Ausgangstext:
Schikanen & Verbesserungen
Die glückliche Fertigstellung des Prototyps jedoch stand nur am Anfang einer neuen Kette von Ärgernissen und Verzögerungen. Zwar wurde Morgan von Triumph der neue V-8-Zylinder-Motor des Stag zur Verwendung angeboten, doch Peter Morgan blieb beim Rover-Triebwerk. Der Finanz-Chef von British Leyland informierte ihn, dass eine Genehmigung von General Motors nötig sei, wenn Morgan den Buick-Rover-Motor verwenden wolle. Und siehe, das Okay kam bald. Dennoch gab es noch immer keine Motoren. Morgan machte sich Sorgen, dass ein Jahr Entwicklung umsonst gewesen sein könnte. Daraufhin lud er Harry Webster und John Turnbull von Rover im Oktober 1967 nach Malvern ein, um den Prototyp Plus 8 zu testen. Dieser beeindruckte die beiden Herren so nachhaltig, dass sie zusagten, Morgan würde mit dem Motor beliefert werden, und zwar bald nach der Vorstellung des Rover 3,500 im April 1968.

Datensätze:
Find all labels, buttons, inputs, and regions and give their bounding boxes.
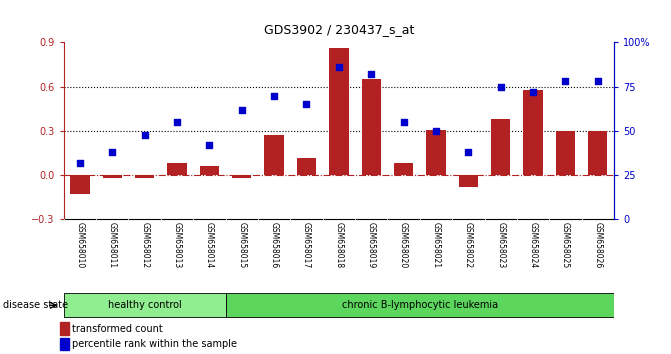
Bar [588,131,607,175]
Bar [362,79,381,175]
Bar [232,175,252,178]
Bar [394,164,413,175]
Text: GSM658022: GSM658022 [464,222,473,268]
Text: GSM658019: GSM658019 [367,222,376,268]
Bar [556,131,575,175]
Point [592,79,603,84]
Point [269,93,280,98]
Bar [167,164,187,175]
Text: GSM658017: GSM658017 [302,222,311,268]
Text: GSM658011: GSM658011 [108,222,117,268]
Point [366,72,376,77]
Point [236,107,247,113]
Point [74,160,85,166]
Text: GSM658026: GSM658026 [593,222,603,268]
Text: GSM658015: GSM658015 [238,222,246,268]
Point [333,64,344,70]
Text: disease state: disease state [3,300,68,310]
Bar [70,175,90,194]
Bar [458,175,478,187]
Text: GSM658014: GSM658014 [205,222,214,268]
Bar [426,130,446,175]
Point [527,89,538,95]
Bar [329,48,348,175]
Bar [60,338,69,350]
FancyBboxPatch shape [64,293,225,317]
Text: GSM658010: GSM658010 [75,222,85,268]
Text: GSM658023: GSM658023 [496,222,505,268]
Text: GSM658021: GSM658021 [431,222,440,268]
Point [301,102,312,107]
Bar [264,135,284,175]
Bar [60,322,69,335]
Point [107,149,117,155]
Text: percentile rank within the sample: percentile rank within the sample [72,339,237,349]
Point [431,128,442,134]
Bar [135,175,154,178]
Text: GSM658024: GSM658024 [529,222,537,268]
Text: healthy control: healthy control [108,300,182,310]
Text: GSM658018: GSM658018 [334,222,344,268]
Point [140,132,150,137]
Point [495,84,506,90]
Text: GSM658016: GSM658016 [270,222,278,268]
Text: GSM658013: GSM658013 [172,222,182,268]
FancyBboxPatch shape [225,293,614,317]
Bar [200,166,219,175]
Point [204,142,215,148]
Text: GSM658012: GSM658012 [140,222,149,268]
Point [398,119,409,125]
Bar [297,158,316,175]
Bar [103,175,122,178]
Text: GSM658020: GSM658020 [399,222,408,268]
Text: GSM658025: GSM658025 [561,222,570,268]
Point [172,119,183,125]
Text: chronic B-lymphocytic leukemia: chronic B-lymphocytic leukemia [342,300,498,310]
Bar [523,90,543,175]
Text: transformed count: transformed count [72,324,163,333]
Point [463,149,474,155]
Bar [491,119,511,175]
Text: GDS3902 / 230437_s_at: GDS3902 / 230437_s_at [264,23,414,36]
Point [560,79,571,84]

Arbeitsauftrag A: Nenne alle Personen, die im Ausgangstext über den Prototyp Plus 8 mit Vor- und Nachnamen erwähnt werden.
Arbeitsauftrag B: Gib aus den Datensätzen die Zeilen zwischen der Zeile mit „Bar [588,131,607,175]“ und der Zeile mit „Text: GSM658025: GSM658025 [561,222,570,268]“, beide eingeschlossen, unverändert aus.
Die Datensätze haben mit dem Ausgangstext nichts zu tun.

Ergebnis A: Peter Morgan, Harry Webster, John Turnbull

Ergebnis B:
Bar [588,131,607,175]
Bar [362,79,381,175]
Bar [232,175,252,178]
Bar [394,164,413,175]
Text: GSM658022: GSM658022 [464,222,473,268]
Text: GSM658019: GSM658019 [367,222,376,268]
Bar [556,131,575,175]
Point [592,79,603,84]
Point [269,93,280,98]
Bar [167,164,187,175]
Text: GSM658017: GSM658017 [302,222,311,268]
Text: GSM658011: GSM658011 [108,222,117,268]
Point [366,72,376,77]
Point [236,107,247,113]
Point [74,160,85,166]
Text: GSM658026: GSM658026 [593,222,603,268]
Text: GSM658015: GSM658015 [238,222,246,268]
Point [333,64,344,70]
Text: disease state: disease state [3,300,68,310]
Bar [70,175,90,194]
Bar [458,175,478,187]
Text: GSM658014: GSM658014 [205,222,214,268]
Bar [426,130,446,175]
Point [527,89,538,95]
Bar [329,48,348,175]
Bar [60,338,69,350]
FancyBboxPatch shape [64,293,225,317]
Text: GSM658010: GSM658010 [75,222,85,268]
Text: GSM658023: GSM658023 [496,222,505,268]
Text: GSM658021: GSM658021 [431,222,440,268]
Point [301,102,312,107]
Bar [264,135,284,175]
Bar [60,322,69,335]
Point [107,149,117,155]
Text: percentile rank within the sample: percentile rank within the sample [72,339,237,349]
Point [431,128,442,134]
Bar [135,175,154,178]
Text: GSM658024: GSM658024 [529,222,537,268]
Text: healthy control: healthy control [108,300,182,310]
Text: GSM658018: GSM658018 [334,222,344,268]
Point [140,132,150,137]
Point [495,84,506,90]
Text: GSM658016: GSM658016 [270,222,278,268]
Text: GSM658013: GSM658013 [172,222,182,268]
FancyBboxPatch shape [225,293,614,317]
Bar [200,166,219,175]
Point [204,142,215,148]
Text: GSM658012: GSM658012 [140,222,149,268]
Point [398,119,409,125]
Bar [297,158,316,175]
Bar [103,175,122,178]
Text: GSM658020: GSM658020 [399,222,408,268]
Text: GSM658025: GSM658025 [561,222,570,268]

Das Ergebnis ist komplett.